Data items
-=-=-=-=-

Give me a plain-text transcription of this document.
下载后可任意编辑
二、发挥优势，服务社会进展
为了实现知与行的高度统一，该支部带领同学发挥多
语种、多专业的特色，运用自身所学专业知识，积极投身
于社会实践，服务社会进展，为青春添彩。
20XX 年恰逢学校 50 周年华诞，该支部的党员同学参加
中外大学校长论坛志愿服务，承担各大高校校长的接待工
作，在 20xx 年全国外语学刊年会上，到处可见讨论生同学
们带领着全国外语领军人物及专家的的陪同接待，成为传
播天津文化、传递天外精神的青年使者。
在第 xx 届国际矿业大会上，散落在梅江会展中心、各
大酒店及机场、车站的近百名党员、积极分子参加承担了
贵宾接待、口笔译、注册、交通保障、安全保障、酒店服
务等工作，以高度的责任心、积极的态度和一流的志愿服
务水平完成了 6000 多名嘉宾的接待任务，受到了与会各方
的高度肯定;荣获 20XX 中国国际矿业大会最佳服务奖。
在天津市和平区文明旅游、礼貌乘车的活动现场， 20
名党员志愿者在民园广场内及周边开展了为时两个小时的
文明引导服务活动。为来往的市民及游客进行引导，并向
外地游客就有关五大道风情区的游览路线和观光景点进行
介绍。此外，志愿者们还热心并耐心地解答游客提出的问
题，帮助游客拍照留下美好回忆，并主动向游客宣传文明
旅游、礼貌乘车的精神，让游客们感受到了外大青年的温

-=-=-=-=-

- [GIVEN INSTRUCTION]: Output the full listing exactly as it stands.

- [WRITTEN SOLUTION]:
Give me a plain-text transcription of this document.
下载后可任意编辑
二、发挥优势，服务社会进展
为了实现知与行的高度统一，该支部带领同学发挥多
语种、多专业的特色，运用自身所学专业知识，积极投身
于社会实践，服务社会进展，为青春添彩。
20XX 年恰逢学校 50 周年华诞，该支部的党员同学参加
中外大学校长论坛志愿服务，承担各大高校校长的接待工
作，在 20xx 年全国外语学刊年会上，到处可见讨论生同学
们带领着全国外语领军人物及专家的的陪同接待，成为传
播天津文化、传递天外精神的青年使者。
在第 xx 届国际矿业大会上，散落在梅江会展中心、各
大酒店及机场、车站的近百名党员、积极分子参加承担了
贵宾接待、口笔译、注册、交通保障、安全保障、酒店服
务等工作，以高度的责任心、积极的态度和一流的志愿服
务水平完成了 6000 多名嘉宾的接待任务，受到了与会各方
的高度肯定;荣获 20XX 中国国际矿业大会最佳服务奖。
在天津市和平区文明旅游、礼貌乘车的活动现场， 20
名党员志愿者在民园广场内及周边开展了为时两个小时的
文明引导服务活动。为来往的市民及游客进行引导，并向
外地游客就有关五大道风情区的游览路线和观光景点进行
介绍。此外，志愿者们还热心并耐心地解答游客提出的问
题，帮助游客拍照留下美好回忆，并主动向游客宣传文明
旅游、礼貌乘车的精神，让游客们感受到了外大青年的温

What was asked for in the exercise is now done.